[EXERCISE DIRECTIONS] Please find all lines in the data that hold the string "Beam" and copy them.

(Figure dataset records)
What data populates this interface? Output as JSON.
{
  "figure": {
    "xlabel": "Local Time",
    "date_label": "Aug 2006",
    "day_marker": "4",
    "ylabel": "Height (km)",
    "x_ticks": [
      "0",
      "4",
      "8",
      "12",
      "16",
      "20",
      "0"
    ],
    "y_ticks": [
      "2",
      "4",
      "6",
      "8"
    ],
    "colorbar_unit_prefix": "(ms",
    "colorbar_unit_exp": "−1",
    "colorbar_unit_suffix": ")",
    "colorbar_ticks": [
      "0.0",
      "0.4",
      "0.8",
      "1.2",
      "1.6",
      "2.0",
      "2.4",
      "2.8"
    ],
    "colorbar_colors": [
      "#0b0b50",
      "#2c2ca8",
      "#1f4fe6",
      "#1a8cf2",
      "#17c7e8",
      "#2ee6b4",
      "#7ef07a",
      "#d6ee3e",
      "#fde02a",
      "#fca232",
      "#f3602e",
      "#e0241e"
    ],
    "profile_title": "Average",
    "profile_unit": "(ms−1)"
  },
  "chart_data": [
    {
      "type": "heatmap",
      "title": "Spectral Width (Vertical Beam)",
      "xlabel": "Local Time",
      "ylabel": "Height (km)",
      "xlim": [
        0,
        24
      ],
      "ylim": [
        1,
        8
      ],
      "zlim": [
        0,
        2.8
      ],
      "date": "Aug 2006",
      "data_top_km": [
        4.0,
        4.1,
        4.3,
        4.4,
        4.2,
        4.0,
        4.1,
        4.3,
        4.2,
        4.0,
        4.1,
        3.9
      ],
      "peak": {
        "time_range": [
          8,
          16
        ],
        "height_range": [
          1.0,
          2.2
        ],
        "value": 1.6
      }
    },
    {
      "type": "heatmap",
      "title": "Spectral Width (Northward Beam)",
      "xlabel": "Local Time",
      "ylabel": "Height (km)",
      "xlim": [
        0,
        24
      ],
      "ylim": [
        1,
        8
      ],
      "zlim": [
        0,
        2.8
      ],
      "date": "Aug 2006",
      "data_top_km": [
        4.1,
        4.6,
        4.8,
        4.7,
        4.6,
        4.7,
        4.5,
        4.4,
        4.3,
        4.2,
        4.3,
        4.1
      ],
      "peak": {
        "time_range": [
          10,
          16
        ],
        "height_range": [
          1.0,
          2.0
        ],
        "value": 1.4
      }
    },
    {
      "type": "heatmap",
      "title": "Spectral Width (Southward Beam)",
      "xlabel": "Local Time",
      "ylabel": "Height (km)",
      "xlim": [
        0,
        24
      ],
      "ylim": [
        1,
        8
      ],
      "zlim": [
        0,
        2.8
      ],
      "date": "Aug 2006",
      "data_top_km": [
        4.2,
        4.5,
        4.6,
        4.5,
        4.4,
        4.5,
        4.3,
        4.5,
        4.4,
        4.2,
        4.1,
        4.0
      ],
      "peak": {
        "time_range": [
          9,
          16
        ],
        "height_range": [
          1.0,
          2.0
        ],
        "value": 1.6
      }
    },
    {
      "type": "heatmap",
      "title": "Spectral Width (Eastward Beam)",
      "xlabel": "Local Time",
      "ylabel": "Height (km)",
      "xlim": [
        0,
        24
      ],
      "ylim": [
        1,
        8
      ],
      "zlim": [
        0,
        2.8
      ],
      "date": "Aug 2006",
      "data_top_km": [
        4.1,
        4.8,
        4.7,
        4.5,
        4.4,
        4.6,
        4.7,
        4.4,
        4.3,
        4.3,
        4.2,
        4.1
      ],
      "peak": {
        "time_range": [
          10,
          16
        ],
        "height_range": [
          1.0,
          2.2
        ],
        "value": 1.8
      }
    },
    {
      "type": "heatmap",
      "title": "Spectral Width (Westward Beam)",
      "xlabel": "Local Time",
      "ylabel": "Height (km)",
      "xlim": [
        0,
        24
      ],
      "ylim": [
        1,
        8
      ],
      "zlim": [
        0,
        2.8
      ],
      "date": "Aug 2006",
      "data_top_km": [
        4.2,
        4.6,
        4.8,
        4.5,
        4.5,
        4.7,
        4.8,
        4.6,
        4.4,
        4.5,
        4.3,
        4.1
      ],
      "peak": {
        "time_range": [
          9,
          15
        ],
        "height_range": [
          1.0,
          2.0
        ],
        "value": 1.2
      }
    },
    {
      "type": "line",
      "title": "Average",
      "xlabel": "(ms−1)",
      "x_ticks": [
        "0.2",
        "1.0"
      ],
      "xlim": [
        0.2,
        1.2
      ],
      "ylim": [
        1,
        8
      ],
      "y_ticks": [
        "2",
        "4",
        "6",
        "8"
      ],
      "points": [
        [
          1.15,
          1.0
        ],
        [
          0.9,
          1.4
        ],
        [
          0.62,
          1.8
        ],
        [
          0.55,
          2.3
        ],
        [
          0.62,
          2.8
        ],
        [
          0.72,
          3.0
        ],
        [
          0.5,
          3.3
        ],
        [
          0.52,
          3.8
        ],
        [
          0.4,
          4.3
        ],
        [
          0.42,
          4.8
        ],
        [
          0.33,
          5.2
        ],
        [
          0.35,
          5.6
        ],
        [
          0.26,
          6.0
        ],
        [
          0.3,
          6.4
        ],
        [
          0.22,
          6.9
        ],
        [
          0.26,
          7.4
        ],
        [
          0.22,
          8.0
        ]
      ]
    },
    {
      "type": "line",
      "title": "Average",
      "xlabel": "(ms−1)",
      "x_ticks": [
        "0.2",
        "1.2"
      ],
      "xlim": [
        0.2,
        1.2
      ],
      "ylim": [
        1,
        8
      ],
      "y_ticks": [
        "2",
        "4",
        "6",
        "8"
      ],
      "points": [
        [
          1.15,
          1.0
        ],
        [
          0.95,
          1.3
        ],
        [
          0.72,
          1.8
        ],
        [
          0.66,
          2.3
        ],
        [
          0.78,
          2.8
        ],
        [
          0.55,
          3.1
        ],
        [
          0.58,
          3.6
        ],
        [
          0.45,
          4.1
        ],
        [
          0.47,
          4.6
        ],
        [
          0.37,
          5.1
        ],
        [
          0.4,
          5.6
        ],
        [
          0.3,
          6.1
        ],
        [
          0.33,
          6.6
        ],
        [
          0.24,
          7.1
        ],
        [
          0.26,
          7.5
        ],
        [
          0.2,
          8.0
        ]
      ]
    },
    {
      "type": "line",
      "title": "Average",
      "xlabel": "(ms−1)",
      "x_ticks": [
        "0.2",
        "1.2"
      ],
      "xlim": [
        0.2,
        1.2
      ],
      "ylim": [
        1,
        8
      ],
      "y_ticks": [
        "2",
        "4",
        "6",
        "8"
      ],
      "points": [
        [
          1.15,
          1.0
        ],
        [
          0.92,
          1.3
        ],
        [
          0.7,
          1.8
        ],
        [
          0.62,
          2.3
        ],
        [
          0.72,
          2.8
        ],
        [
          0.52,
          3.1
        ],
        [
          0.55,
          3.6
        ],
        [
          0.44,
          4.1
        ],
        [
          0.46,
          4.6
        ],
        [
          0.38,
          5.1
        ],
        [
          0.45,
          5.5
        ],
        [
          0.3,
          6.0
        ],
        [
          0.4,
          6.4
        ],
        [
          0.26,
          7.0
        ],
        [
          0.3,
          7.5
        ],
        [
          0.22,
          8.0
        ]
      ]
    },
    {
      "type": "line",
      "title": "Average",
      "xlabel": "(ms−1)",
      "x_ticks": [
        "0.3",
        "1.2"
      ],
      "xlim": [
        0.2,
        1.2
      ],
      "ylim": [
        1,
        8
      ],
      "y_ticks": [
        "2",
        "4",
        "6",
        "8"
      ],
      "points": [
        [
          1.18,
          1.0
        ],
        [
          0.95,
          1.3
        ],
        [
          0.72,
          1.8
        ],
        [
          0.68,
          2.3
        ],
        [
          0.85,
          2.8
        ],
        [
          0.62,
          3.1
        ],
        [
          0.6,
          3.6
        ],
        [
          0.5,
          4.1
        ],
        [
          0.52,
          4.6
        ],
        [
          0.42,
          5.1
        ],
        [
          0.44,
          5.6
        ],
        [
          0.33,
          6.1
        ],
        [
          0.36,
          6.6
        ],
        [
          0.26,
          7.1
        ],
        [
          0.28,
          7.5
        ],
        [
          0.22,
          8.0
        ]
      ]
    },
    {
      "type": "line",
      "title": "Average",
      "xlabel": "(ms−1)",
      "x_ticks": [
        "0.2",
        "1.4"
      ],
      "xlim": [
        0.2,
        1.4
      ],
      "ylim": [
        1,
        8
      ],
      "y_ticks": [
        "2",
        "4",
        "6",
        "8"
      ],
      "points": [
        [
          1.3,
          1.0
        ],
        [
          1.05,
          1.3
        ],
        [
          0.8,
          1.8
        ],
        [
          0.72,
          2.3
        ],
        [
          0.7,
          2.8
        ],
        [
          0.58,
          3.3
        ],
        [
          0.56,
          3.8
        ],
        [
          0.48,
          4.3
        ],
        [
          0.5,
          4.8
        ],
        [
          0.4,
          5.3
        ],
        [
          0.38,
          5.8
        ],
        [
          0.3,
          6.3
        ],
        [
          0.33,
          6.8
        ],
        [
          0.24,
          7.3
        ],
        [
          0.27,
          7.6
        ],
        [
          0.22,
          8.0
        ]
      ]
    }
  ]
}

==

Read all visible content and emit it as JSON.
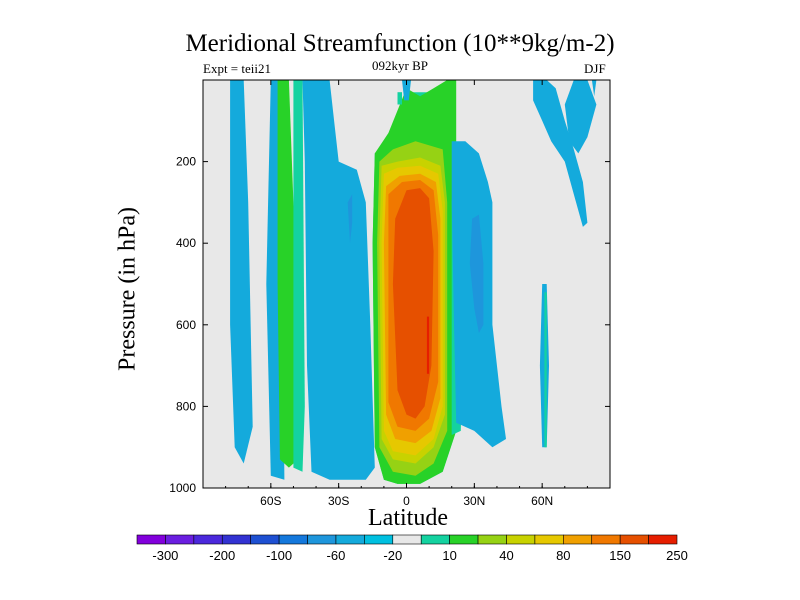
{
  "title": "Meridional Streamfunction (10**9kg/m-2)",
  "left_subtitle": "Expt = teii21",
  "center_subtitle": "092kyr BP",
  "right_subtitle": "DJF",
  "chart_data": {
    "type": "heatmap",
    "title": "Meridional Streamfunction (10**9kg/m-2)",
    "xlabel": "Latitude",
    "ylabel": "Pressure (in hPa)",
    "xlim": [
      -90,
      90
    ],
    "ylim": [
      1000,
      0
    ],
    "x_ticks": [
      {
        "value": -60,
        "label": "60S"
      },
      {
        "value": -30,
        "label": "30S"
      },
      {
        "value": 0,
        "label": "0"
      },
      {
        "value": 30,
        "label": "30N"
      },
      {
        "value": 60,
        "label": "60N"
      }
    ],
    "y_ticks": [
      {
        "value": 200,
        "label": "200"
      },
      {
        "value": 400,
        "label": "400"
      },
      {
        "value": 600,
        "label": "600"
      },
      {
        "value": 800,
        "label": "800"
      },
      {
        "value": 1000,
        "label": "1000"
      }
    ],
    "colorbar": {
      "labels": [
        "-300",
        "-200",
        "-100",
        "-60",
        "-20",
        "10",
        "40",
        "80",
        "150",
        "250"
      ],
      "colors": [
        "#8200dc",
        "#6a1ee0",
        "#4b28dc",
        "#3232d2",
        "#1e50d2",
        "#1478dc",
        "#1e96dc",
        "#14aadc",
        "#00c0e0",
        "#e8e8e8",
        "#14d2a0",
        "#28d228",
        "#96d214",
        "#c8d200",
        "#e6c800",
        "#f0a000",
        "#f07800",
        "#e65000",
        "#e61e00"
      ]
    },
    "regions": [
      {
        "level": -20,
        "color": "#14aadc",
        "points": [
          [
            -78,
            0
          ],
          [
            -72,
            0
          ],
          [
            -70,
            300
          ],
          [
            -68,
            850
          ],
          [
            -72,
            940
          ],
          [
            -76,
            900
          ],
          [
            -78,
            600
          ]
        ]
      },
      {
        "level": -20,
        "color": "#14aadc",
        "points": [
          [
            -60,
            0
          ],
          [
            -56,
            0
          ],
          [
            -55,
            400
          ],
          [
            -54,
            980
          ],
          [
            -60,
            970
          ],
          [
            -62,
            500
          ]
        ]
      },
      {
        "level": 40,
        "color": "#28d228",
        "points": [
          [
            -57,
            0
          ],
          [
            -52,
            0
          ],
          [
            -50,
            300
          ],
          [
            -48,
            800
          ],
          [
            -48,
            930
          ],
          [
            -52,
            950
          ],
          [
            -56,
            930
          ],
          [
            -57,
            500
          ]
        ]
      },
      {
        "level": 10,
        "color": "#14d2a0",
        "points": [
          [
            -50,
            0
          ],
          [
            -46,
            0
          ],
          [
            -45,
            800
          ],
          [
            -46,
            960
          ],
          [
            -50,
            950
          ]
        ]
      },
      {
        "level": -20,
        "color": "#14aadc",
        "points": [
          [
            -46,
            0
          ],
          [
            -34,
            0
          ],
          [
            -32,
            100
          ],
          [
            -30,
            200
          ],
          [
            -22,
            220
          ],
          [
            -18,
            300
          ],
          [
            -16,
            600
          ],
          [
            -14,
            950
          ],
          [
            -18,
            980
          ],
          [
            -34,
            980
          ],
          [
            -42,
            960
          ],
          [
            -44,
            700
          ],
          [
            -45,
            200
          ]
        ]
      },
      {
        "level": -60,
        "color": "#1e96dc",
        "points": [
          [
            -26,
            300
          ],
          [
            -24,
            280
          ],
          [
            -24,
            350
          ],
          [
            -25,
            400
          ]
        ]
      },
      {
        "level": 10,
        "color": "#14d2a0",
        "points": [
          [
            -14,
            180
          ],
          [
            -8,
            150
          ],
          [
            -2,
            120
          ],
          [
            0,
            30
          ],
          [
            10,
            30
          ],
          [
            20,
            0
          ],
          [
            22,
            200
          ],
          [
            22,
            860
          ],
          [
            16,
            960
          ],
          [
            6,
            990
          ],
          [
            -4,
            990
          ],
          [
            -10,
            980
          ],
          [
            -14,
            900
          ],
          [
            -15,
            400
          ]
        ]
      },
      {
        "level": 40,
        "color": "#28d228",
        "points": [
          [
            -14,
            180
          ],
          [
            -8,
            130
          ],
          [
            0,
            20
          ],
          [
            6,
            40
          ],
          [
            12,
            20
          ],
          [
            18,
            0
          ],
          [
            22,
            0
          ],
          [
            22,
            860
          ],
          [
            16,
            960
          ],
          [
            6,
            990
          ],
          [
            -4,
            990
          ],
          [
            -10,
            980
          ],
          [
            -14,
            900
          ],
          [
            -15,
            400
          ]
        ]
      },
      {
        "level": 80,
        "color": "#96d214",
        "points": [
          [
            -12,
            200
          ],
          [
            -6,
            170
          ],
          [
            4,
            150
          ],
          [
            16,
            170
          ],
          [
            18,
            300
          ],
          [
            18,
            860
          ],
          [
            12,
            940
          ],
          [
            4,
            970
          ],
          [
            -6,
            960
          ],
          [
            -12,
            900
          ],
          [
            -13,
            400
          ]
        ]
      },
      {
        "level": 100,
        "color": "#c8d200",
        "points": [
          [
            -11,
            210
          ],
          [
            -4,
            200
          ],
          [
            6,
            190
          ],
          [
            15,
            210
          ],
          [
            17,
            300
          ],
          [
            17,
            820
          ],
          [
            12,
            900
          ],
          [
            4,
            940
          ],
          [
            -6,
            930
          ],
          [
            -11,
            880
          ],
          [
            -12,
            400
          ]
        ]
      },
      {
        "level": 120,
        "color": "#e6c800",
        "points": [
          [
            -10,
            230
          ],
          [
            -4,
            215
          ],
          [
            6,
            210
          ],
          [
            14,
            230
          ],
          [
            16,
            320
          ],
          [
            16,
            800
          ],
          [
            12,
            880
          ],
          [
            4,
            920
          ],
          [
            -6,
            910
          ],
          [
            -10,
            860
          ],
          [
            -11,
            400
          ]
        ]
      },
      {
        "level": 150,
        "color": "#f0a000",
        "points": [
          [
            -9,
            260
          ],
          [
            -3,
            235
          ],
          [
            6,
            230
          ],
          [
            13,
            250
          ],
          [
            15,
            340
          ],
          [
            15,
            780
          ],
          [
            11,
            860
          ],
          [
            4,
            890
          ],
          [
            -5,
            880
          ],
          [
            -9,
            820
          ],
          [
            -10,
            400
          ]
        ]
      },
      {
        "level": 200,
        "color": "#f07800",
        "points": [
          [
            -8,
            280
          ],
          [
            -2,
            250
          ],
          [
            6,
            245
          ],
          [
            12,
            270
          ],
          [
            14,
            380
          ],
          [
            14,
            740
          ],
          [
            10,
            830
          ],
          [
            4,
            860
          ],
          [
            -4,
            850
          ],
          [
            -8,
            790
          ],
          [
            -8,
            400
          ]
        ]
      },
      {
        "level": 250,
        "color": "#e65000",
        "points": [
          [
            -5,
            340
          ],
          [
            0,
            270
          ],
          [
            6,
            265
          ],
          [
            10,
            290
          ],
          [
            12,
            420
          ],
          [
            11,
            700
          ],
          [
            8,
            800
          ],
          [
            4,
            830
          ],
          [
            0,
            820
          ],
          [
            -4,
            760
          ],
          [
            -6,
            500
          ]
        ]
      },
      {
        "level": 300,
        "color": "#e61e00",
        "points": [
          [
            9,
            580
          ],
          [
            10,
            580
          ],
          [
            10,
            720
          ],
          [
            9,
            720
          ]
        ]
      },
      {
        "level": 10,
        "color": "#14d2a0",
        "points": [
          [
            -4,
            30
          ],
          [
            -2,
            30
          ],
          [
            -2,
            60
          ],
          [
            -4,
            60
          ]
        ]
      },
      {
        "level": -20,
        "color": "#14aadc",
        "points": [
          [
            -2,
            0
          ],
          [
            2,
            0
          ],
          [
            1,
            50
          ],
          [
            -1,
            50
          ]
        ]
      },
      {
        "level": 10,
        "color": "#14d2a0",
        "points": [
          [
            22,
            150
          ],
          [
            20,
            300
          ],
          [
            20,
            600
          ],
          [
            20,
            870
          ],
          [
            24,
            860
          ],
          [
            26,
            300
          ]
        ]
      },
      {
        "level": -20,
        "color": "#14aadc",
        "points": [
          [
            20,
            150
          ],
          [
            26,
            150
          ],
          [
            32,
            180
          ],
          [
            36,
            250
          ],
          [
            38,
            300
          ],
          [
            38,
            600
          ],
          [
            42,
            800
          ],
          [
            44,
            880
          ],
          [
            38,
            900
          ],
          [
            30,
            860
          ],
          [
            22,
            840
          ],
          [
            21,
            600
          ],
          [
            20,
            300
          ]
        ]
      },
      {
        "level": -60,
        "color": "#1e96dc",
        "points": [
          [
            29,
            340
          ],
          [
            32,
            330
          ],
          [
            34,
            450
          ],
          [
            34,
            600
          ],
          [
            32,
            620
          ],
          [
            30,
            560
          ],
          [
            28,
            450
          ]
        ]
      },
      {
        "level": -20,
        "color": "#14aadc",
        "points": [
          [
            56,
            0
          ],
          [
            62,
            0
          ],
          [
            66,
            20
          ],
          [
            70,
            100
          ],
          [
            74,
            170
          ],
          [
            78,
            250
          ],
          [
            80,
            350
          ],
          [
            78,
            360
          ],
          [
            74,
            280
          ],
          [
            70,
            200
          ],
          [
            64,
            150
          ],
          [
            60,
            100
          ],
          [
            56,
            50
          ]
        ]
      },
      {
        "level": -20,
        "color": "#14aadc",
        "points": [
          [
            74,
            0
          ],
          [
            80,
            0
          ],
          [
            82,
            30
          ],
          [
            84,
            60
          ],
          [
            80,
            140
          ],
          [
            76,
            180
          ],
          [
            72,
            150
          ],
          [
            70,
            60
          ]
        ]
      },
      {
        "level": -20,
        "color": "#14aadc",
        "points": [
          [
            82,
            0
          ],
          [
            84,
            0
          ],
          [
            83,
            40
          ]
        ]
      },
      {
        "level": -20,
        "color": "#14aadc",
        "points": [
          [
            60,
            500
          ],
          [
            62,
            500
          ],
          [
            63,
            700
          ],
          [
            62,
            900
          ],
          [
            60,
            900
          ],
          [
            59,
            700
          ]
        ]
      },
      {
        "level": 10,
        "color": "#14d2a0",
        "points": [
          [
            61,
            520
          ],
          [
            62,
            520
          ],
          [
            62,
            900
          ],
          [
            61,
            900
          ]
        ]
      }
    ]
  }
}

[EXERCISE SOLUTION]
      "title": "Spectral Width (Vertical Beam)",
      "title": "Spectral Width (Northward Beam)",
      "title": "Spectral Width (Southward Beam)",
      "title": "Spectral Width (Eastward Beam)",
      "title": "Spectral Width (Westward Beam)",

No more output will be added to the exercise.